:: DATA TO USE ::
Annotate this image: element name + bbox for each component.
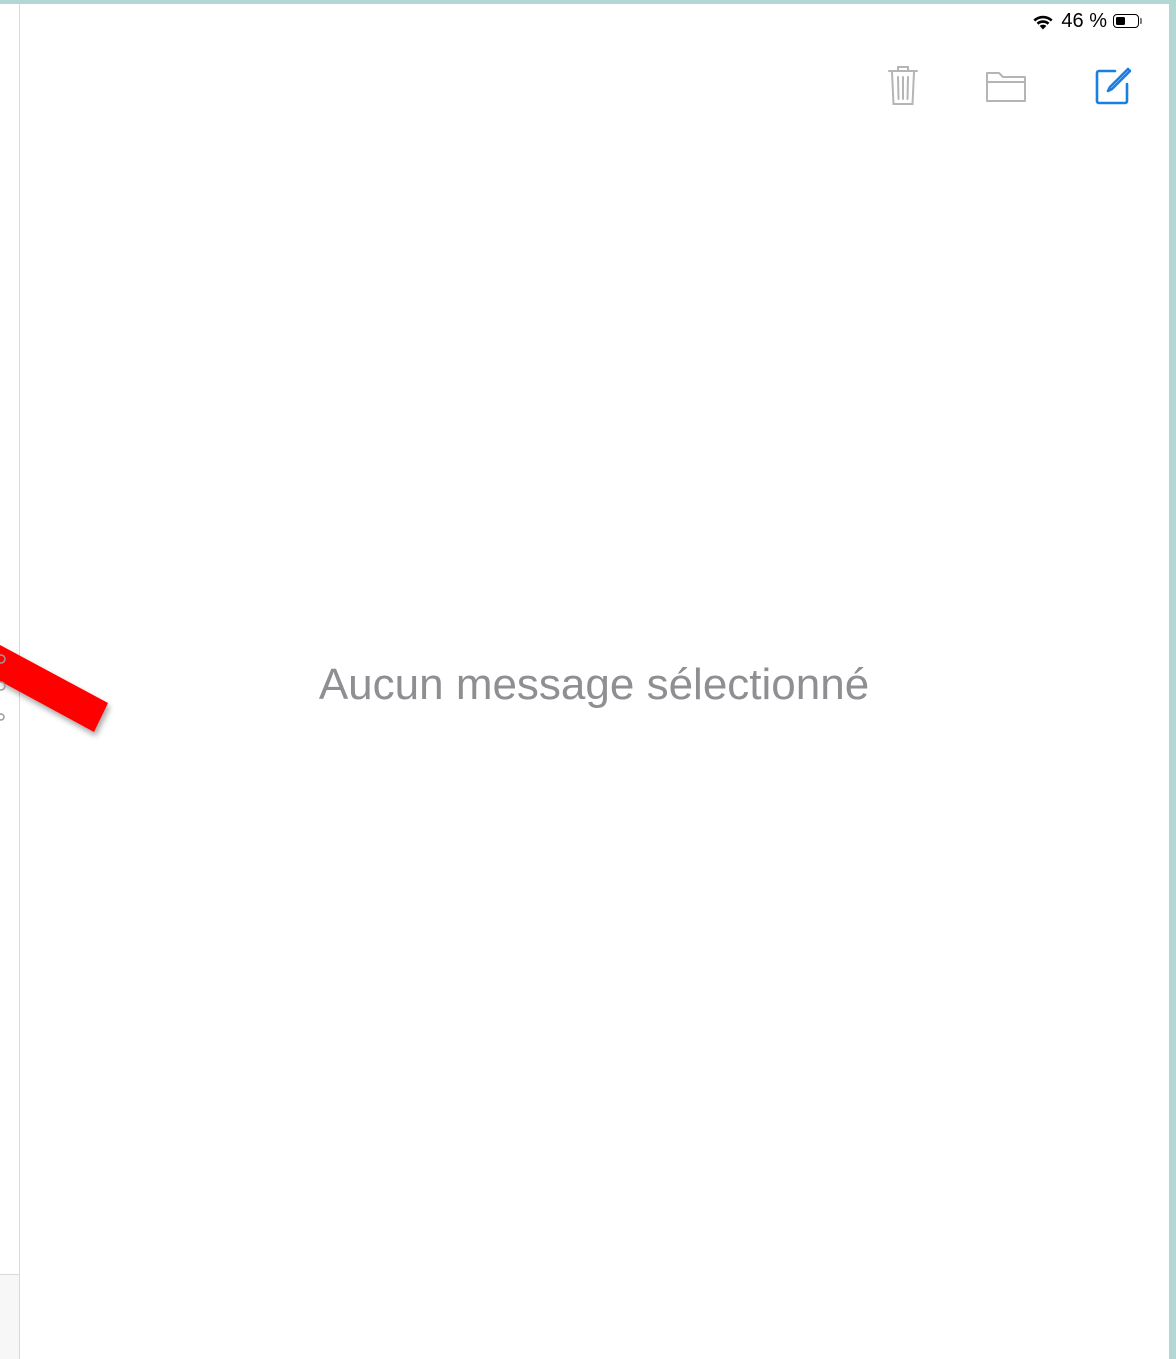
no-message-selected-label: Aucun message sélectionné xyxy=(318,660,870,709)
message-list-pane xyxy=(0,4,20,1359)
trash-icon xyxy=(888,66,918,105)
wifi-icon xyxy=(1033,15,1054,30)
folder-icon xyxy=(986,72,1026,102)
trash-button[interactable] xyxy=(877,60,929,112)
message-list-bottom-bar xyxy=(0,1274,19,1359)
battery-icon xyxy=(1113,13,1145,29)
battery-level-fill xyxy=(1116,17,1125,25)
move-to-folder-button[interactable] xyxy=(980,60,1032,112)
compose-button[interactable] xyxy=(1086,60,1138,112)
status-bar: 46 % xyxy=(1031,8,1145,34)
compose-icon xyxy=(1095,67,1132,105)
battery-percentage: 46 % xyxy=(1061,9,1107,32)
mail-app-window: 46 % Aucun message sélectionné xyxy=(0,4,1169,1359)
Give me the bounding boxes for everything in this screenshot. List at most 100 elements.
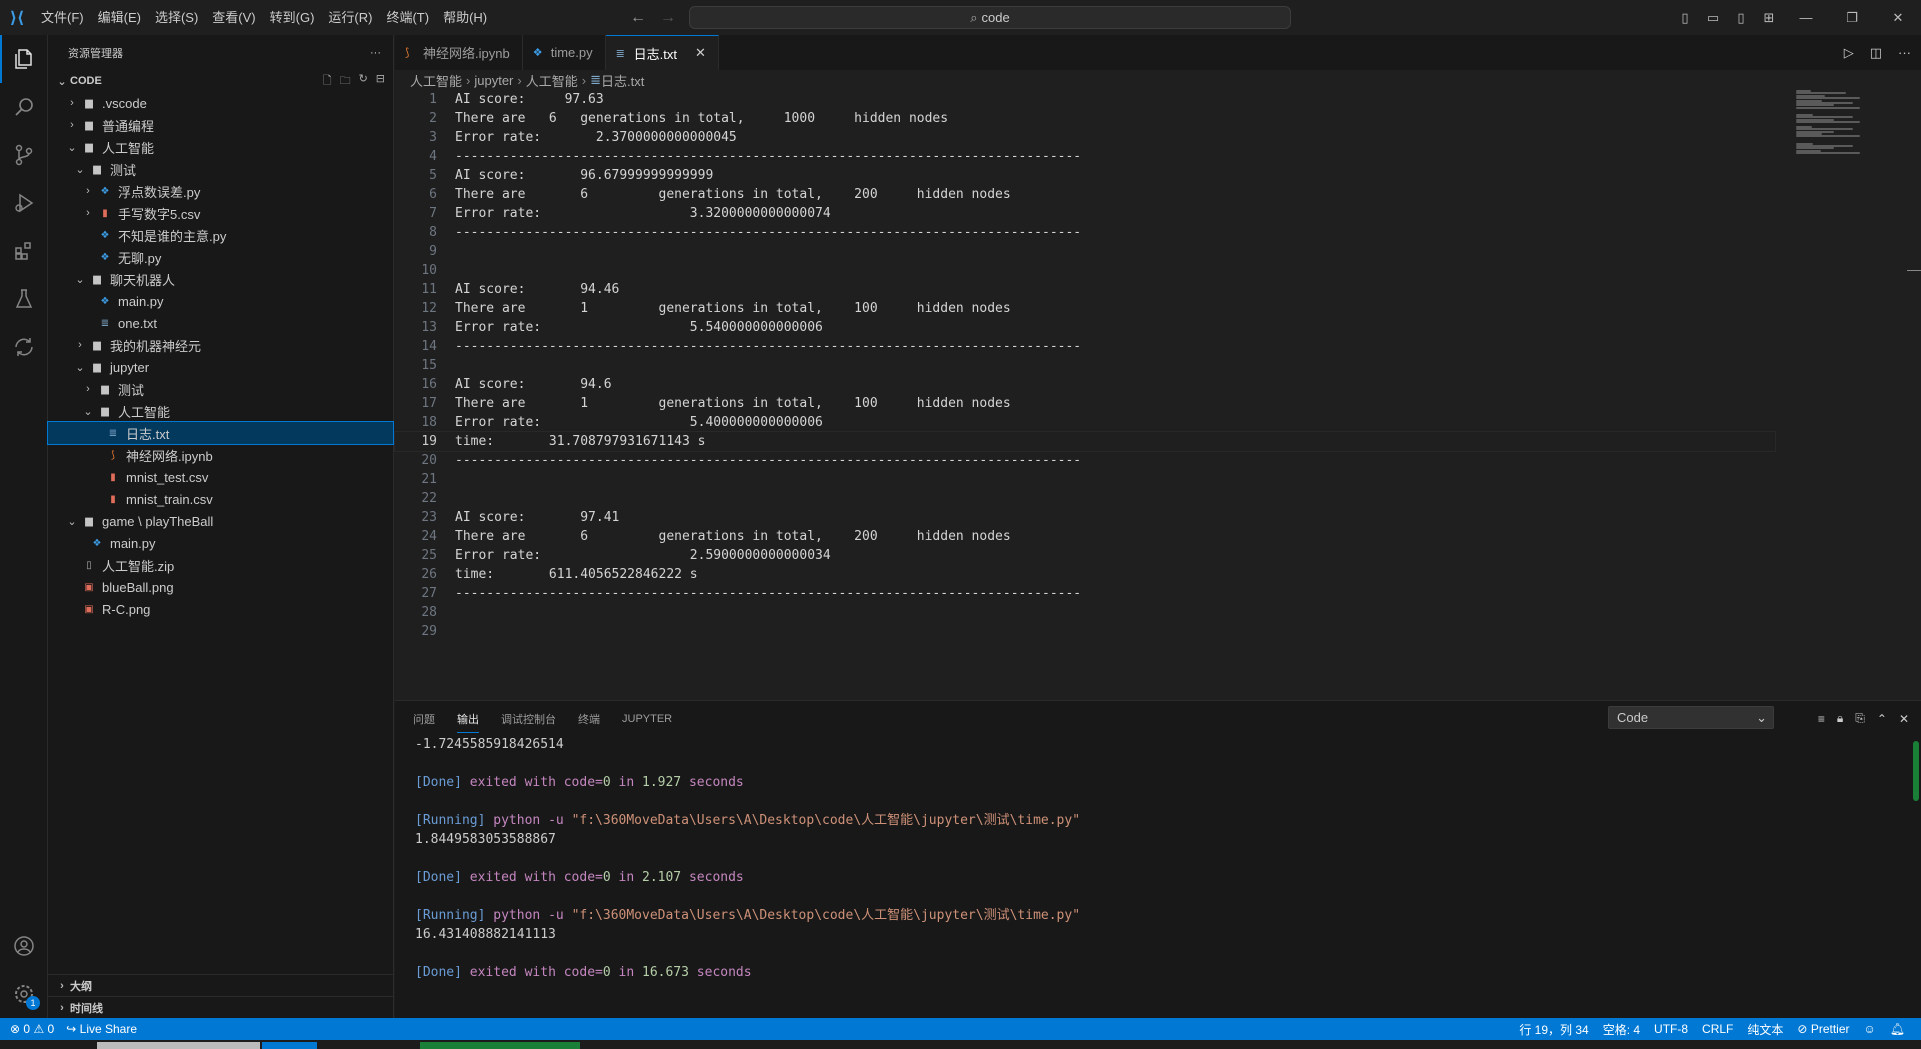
tree-item[interactable]: ⌄ ▆ 测试	[48, 158, 393, 180]
code-line[interactable]: 14 --------------------------------------…	[395, 337, 1775, 356]
code-line[interactable]: 4 ---------------------------------------…	[395, 147, 1775, 166]
code-line[interactable]: 18 Error rate: 5.400000000000006	[395, 413, 1775, 432]
tab-txt[interactable]: ≣ 日志.txt ✕	[605, 35, 719, 70]
tree-item[interactable]: › ❖ 浮点数误差.py	[48, 180, 393, 202]
taskbar-item[interactable]	[97, 1042, 260, 1049]
extensions-icon[interactable]	[0, 227, 48, 275]
tree-item[interactable]: ▯ 人工智能.zip	[48, 554, 393, 576]
menu-item[interactable]: 终端(T)	[379, 0, 436, 35]
tree-item[interactable]: ⌄ ▆ 人工智能	[48, 400, 393, 422]
code-line[interactable]: 13 Error rate: 5.540000000000006	[395, 318, 1775, 337]
tree-item[interactable]: ❖ 无聊.py	[48, 246, 393, 268]
menu-item[interactable]: 查看(V)	[205, 0, 262, 35]
maximize-panel-icon[interactable]: ⌃	[1877, 712, 1887, 726]
code-line[interactable]: 17 There are 1 generations in total, 100 …	[395, 394, 1775, 413]
code-line[interactable]: 26 time: 611.4056522846222 s	[395, 565, 1775, 584]
tree-item[interactable]: ▮ mnist_test.csv	[48, 466, 393, 488]
refresh-icon[interactable]: ↻	[359, 72, 368, 91]
run-debug-icon[interactable]	[0, 179, 48, 227]
account-icon[interactable]	[0, 922, 48, 970]
close-icon[interactable]: ✕	[695, 45, 706, 61]
output-view[interactable]: -1.7245585918426514 [Done] exited with co…	[415, 735, 1080, 982]
code-line[interactable]: 9	[395, 242, 1775, 261]
timeline-section-header[interactable]: › 时间线	[48, 996, 394, 1018]
code-line[interactable]: 25 Error rate: 2.5900000000000034	[395, 546, 1775, 565]
explorer-icon[interactable]	[0, 35, 48, 83]
tree-item[interactable]: ⌄ ▆ 聊天机器人	[48, 268, 393, 290]
menu-item[interactable]: 编辑(E)	[91, 0, 148, 35]
code-line[interactable]: 24 There are 6 generations in total, 200 …	[395, 527, 1775, 546]
lock-scroll-icon[interactable]: 🔒︎	[1837, 711, 1843, 726]
more-actions-icon[interactable]: ···	[1898, 45, 1911, 60]
more-actions-icon[interactable]: ···	[370, 47, 381, 59]
code-line[interactable]: 22	[395, 489, 1775, 508]
tree-item[interactable]: › ▮ 手写数字5.csv	[48, 202, 393, 224]
breadcrumb-item[interactable]: 日志.txt	[601, 71, 644, 90]
tree-item[interactable]: ⌄ ▆ jupyter	[48, 356, 393, 378]
manage-gear-icon[interactable]: 1	[0, 970, 48, 1018]
end-of-line[interactable]: CRLF	[1702, 1022, 1733, 1036]
code-line[interactable]: 2 There are 6 generations in total, 1000 …	[395, 109, 1775, 128]
code-line[interactable]: 19 time: 31.708797931671143 s	[394, 431, 1776, 452]
tree-item[interactable]: ≣ one.txt	[48, 312, 393, 334]
breadcrumb-item[interactable]: jupyter	[474, 73, 513, 88]
menu-item[interactable]: 转到(G)	[263, 0, 322, 35]
code-line[interactable]: 20 --------------------------------------…	[395, 451, 1775, 470]
new-file-icon[interactable]: 🗋	[323, 72, 332, 91]
encoding[interactable]: UTF-8	[1654, 1022, 1688, 1036]
restore-button[interactable]: ❐	[1829, 10, 1875, 26]
clear-output-icon[interactable]: ≡	[1818, 712, 1825, 726]
testing-flask-icon[interactable]	[0, 275, 48, 323]
notifications-bell-icon[interactable]: 🔔︎	[1890, 1022, 1905, 1036]
code-line[interactable]: 6 There are 6 generations in total, 200 h…	[395, 185, 1775, 204]
toggle-sidebar-icon[interactable]: ▯	[1671, 10, 1699, 26]
code-line[interactable]: 16 AI score: 94.6	[395, 375, 1775, 394]
tree-item[interactable]: ⌄ ▆ 人工智能	[48, 136, 393, 158]
outline-section-header[interactable]: › 大纲	[48, 974, 394, 996]
close-panel-icon[interactable]: ✕	[1899, 712, 1909, 726]
feedback-icon[interactable]: ☺	[1864, 1022, 1876, 1036]
breadcrumb-item[interactable]: 人工智能	[526, 71, 578, 90]
taskbar-item[interactable]	[420, 1042, 580, 1049]
code-view[interactable]: 1 AI score: 97.63 2 There are 6 generations…	[394, 90, 1776, 641]
minimap[interactable]	[1796, 90, 1876, 160]
minimize-button[interactable]: —	[1783, 10, 1829, 25]
remote-explorer-icon[interactable]	[0, 323, 48, 371]
code-line[interactable]: 11 AI score: 94.46	[395, 280, 1775, 299]
code-line[interactable]: 27 --------------------------------------…	[395, 584, 1775, 603]
new-folder-icon[interactable]: 🗀	[340, 72, 351, 91]
output-channel-select[interactable]: Code ⌄	[1608, 706, 1774, 729]
menu-item[interactable]: 帮助(H)	[436, 0, 494, 35]
menu-item[interactable]: 文件(F)	[34, 0, 91, 35]
customize-layout-icon[interactable]: ⊞	[1755, 10, 1783, 26]
tree-item[interactable]: ▣ R-C.png	[48, 598, 393, 620]
split-editor-icon[interactable]: ◫	[1870, 45, 1882, 61]
tree-item[interactable]: ❖ 不知是谁的主意.py	[48, 224, 393, 246]
tree-item[interactable]: › ▆ .vscode	[48, 92, 393, 114]
code-line[interactable]: 12 There are 1 generations in total, 100 …	[395, 299, 1775, 318]
panel-tab[interactable]: 调试控制台	[501, 711, 556, 727]
code-line[interactable]: 7 Error rate: 3.3200000000000074	[395, 204, 1775, 223]
code-line[interactable]: 28	[395, 603, 1775, 622]
tab-ipynb[interactable]: ⟆ 神经网络.ipynb	[395, 35, 523, 70]
menu-item[interactable]: 运行(R)	[321, 0, 379, 35]
tree-item[interactable]: › ▆ 普通编程	[48, 114, 393, 136]
tree-item[interactable]: ▮ mnist_train.csv	[48, 488, 393, 510]
forward-arrow-icon[interactable]: →	[660, 9, 676, 27]
tree-item[interactable]: › ▆ 我的机器神经元	[48, 334, 393, 356]
tree-item[interactable]: ❖ main.py	[48, 290, 393, 312]
tree-item[interactable]: ≣ 日志.txt	[47, 421, 394, 445]
close-window-button[interactable]: ✕	[1875, 10, 1921, 26]
search-sidebar-icon[interactable]	[0, 83, 48, 131]
code-line[interactable]: 1 AI score: 97.63	[395, 90, 1775, 109]
cursor-position[interactable]: 行 19，列 34	[1519, 1021, 1588, 1038]
run-icon[interactable]: ▷	[1844, 45, 1854, 61]
panel-tab[interactable]: 终端	[578, 711, 600, 727]
live-share-status[interactable]: ↪ Live Share	[66, 1022, 137, 1036]
toggle-panel-icon[interactable]: ▭	[1699, 10, 1727, 26]
breadcrumb-item[interactable]: 人工智能	[410, 71, 462, 90]
tab-py[interactable]: ❖ time.py	[523, 35, 606, 70]
code-line[interactable]: 29	[395, 622, 1775, 641]
language-mode[interactable]: 纯文本	[1747, 1021, 1783, 1038]
panel-tab[interactable]: 输出	[457, 711, 479, 733]
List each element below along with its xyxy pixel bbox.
:::
■ **REQUIRED WORK**: Reproduce the lines of the items verbatim, starting at the line containing "no-message-selected-label: Aucun message" and ending at the line containing "Give me the", with both of those lines included.

■ **OUTPUT OF THE EXERCISE**:
no-message-selected-label: Aucun message sélectionné xyxy=(318,660,870,709)
message-list-pane xyxy=(0,4,20,1359)
trash-icon xyxy=(888,66,918,105)
wifi-icon xyxy=(1033,15,1054,30)
folder-icon xyxy=(986,72,1026,102)
trash-button[interactable] xyxy=(877,60,929,112)
message-list-bottom-bar xyxy=(0,1274,19,1359)
battery-icon xyxy=(1113,13,1145,29)
battery-level-fill xyxy=(1116,17,1125,25)
move-to-folder-button[interactable] xyxy=(980,60,1032,112)
compose-button[interactable] xyxy=(1086,60,1138,112)
status-bar: 46 % xyxy=(1031,8,1145,34)
compose-icon xyxy=(1095,67,1132,105)
battery-percentage: 46 % xyxy=(1061,9,1107,32)
mail-app-window: 46 % Aucun message sélectionné xyxy=(0,4,1169,1359)
Give me the bounding boxes for everything in this screenshot. List at most 100 elements.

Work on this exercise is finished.